GOAL | Leave out the pictures and restate the rest of the data exactly.

________________

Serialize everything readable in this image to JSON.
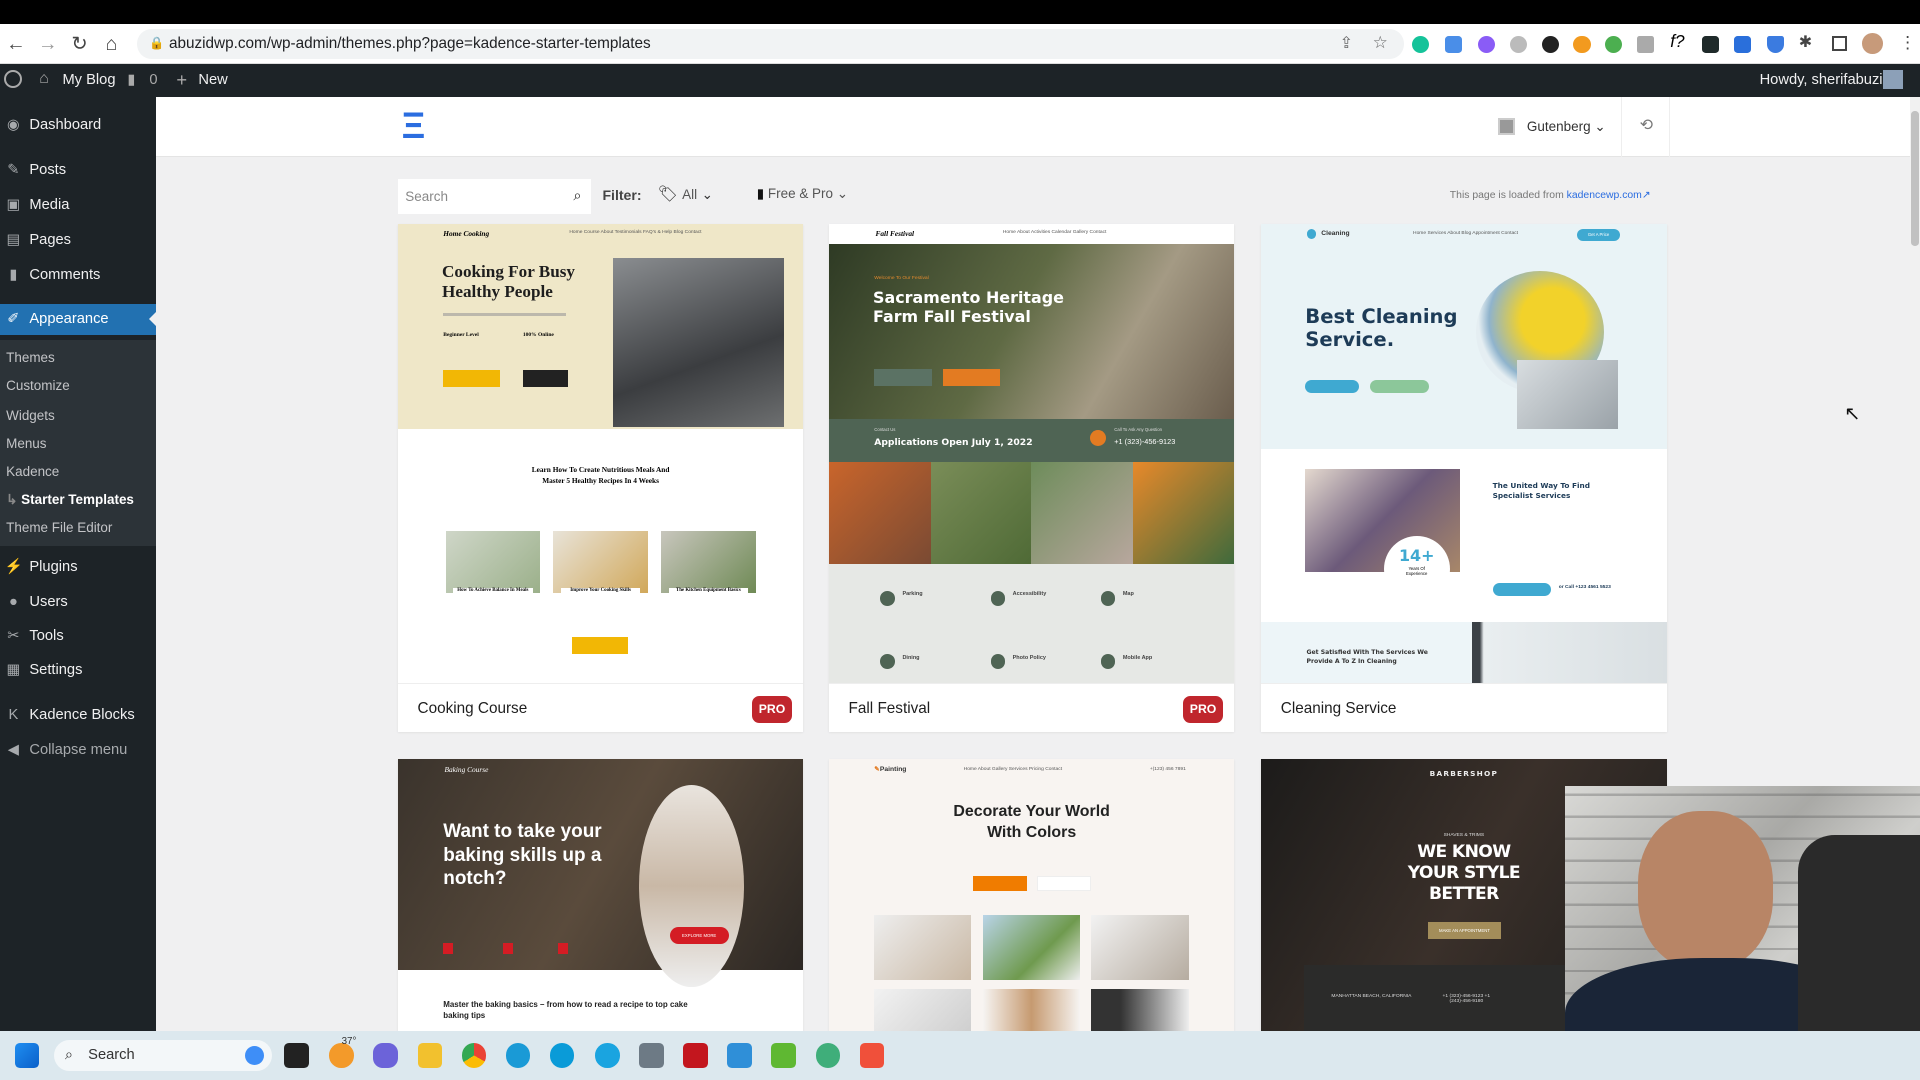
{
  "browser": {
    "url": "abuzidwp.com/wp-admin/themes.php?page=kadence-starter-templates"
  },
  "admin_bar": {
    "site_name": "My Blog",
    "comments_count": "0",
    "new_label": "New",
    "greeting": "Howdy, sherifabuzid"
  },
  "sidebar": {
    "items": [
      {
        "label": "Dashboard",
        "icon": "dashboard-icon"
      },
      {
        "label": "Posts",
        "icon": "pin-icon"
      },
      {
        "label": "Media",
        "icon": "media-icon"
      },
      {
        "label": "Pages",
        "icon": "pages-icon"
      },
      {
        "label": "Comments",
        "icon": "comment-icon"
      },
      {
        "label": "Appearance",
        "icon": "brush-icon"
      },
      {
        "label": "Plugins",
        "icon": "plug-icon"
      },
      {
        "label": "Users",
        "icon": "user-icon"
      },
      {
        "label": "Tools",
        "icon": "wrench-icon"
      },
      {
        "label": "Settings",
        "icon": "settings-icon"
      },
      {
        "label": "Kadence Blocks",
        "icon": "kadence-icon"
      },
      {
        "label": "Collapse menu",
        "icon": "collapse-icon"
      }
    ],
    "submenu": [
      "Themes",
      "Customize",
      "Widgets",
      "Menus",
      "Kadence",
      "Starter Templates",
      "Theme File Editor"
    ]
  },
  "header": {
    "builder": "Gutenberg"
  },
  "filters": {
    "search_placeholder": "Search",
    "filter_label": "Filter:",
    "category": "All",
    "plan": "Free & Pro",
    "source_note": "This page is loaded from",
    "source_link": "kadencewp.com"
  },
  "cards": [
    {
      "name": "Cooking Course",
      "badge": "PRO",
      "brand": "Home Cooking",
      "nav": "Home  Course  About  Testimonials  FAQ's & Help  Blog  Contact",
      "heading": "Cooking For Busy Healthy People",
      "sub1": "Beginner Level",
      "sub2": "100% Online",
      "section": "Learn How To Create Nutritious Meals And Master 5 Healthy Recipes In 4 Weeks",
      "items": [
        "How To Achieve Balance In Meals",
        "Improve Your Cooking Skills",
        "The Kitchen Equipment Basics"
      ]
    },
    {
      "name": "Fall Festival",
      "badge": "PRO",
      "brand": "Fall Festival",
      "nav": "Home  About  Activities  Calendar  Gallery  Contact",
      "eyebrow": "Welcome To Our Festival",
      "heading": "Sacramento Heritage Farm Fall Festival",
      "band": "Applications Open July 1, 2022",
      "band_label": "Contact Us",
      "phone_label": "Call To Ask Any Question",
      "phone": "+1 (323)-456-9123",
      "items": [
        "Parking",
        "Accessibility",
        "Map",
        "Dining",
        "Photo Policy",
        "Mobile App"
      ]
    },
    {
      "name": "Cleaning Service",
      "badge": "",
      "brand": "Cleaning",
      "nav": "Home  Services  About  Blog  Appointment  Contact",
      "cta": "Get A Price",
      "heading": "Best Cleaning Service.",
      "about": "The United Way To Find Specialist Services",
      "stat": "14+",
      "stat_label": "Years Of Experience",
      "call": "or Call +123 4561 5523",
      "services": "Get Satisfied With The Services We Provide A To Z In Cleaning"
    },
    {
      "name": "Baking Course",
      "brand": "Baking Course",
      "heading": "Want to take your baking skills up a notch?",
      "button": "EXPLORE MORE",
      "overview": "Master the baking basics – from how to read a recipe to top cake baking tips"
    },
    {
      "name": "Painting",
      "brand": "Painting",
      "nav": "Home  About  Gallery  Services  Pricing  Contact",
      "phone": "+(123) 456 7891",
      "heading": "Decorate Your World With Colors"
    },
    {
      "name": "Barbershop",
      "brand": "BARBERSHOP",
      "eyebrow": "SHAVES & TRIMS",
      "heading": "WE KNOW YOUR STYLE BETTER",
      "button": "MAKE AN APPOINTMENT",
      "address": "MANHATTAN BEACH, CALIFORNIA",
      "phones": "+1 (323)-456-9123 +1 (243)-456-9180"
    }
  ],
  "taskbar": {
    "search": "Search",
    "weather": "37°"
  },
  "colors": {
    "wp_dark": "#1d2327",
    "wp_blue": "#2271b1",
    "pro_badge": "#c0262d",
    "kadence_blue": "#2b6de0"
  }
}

________________

RESULT OF THIS EXERCISE |
Serialize everything readable in this image to JSON.
{
  "browser": {
    "url": "abuzidwp.com/wp-admin/themes.php?page=kadence-starter-templates"
  },
  "admin_bar": {
    "site_name": "My Blog",
    "comments_count": "0",
    "new_label": "New",
    "greeting": "Howdy, sherifabuzid"
  },
  "sidebar": {
    "items": [
      {
        "label": "Dashboard",
        "icon": "dashboard-icon"
      },
      {
        "label": "Posts",
        "icon": "pin-icon"
      },
      {
        "label": "Media",
        "icon": "media-icon"
      },
      {
        "label": "Pages",
        "icon": "pages-icon"
      },
      {
        "label": "Comments",
        "icon": "comment-icon"
      },
      {
        "label": "Appearance",
        "icon": "brush-icon"
      },
      {
        "label": "Plugins",
        "icon": "plug-icon"
      },
      {
        "label": "Users",
        "icon": "user-icon"
      },
      {
        "label": "Tools",
        "icon": "wrench-icon"
      },
      {
        "label": "Settings",
        "icon": "settings-icon"
      },
      {
        "label": "Kadence Blocks",
        "icon": "kadence-icon"
      },
      {
        "label": "Collapse menu",
        "icon": "collapse-icon"
      }
    ],
    "submenu": [
      "Themes",
      "Customize",
      "Widgets",
      "Menus",
      "Kadence",
      "Starter Templates",
      "Theme File Editor"
    ]
  },
  "header": {
    "builder": "Gutenberg"
  },
  "filters": {
    "search_placeholder": "Search",
    "filter_label": "Filter:",
    "category": "All",
    "plan": "Free & Pro",
    "source_note": "This page is loaded from",
    "source_link": "kadencewp.com"
  },
  "cards": [
    {
      "name": "Cooking Course",
      "badge": "PRO",
      "brand": "Home Cooking",
      "nav": "Home  Course  About  Testimonials  FAQ's & Help  Blog  Contact",
      "heading": "Cooking For Busy Healthy People",
      "sub1": "Beginner Level",
      "sub2": "100% Online",
      "section": "Learn How To Create Nutritious Meals And Master 5 Healthy Recipes In 4 Weeks",
      "items": [
        "How To Achieve Balance In Meals",
        "Improve Your Cooking Skills",
        "The Kitchen Equipment Basics"
      ]
    },
    {
      "name": "Fall Festival",
      "badge": "PRO",
      "brand": "Fall Festival",
      "nav": "Home  About  Activities  Calendar  Gallery  Contact",
      "eyebrow": "Welcome To Our Festival",
      "heading": "Sacramento Heritage Farm Fall Festival",
      "band": "Applications Open July 1, 2022",
      "band_label": "Contact Us",
      "phone_label": "Call To Ask Any Question",
      "phone": "+1 (323)-456-9123",
      "items": [
        "Parking",
        "Accessibility",
        "Map",
        "Dining",
        "Photo Policy",
        "Mobile App"
      ]
    },
    {
      "name": "Cleaning Service",
      "badge": "",
      "brand": "Cleaning",
      "nav": "Home  Services  About  Blog  Appointment  Contact",
      "cta": "Get A Price",
      "heading": "Best Cleaning Service.",
      "about": "The United Way To Find Specialist Services",
      "stat": "14+",
      "stat_label": "Years Of Experience",
      "call": "or Call +123 4561 5523",
      "services": "Get Satisfied With The Services We Provide A To Z In Cleaning"
    },
    {
      "name": "Baking Course",
      "brand": "Baking Course",
      "heading": "Want to take your baking skills up a notch?",
      "button": "EXPLORE MORE",
      "overview": "Master the baking basics – from how to read a recipe to top cake baking tips"
    },
    {
      "name": "Painting",
      "brand": "Painting",
      "nav": "Home  About  Gallery  Services  Pricing  Contact",
      "phone": "+(123) 456 7891",
      "heading": "Decorate Your World With Colors"
    },
    {
      "name": "Barbershop",
      "brand": "BARBERSHOP",
      "eyebrow": "SHAVES & TRIMS",
      "heading": "WE KNOW YOUR STYLE BETTER",
      "button": "MAKE AN APPOINTMENT",
      "address": "MANHATTAN BEACH, CALIFORNIA",
      "phones": "+1 (323)-456-9123 +1 (243)-456-9180"
    }
  ],
  "taskbar": {
    "search": "Search",
    "weather": "37°"
  },
  "colors": {
    "wp_dark": "#1d2327",
    "wp_blue": "#2271b1",
    "pro_badge": "#c0262d",
    "kadence_blue": "#2b6de0"
  }
}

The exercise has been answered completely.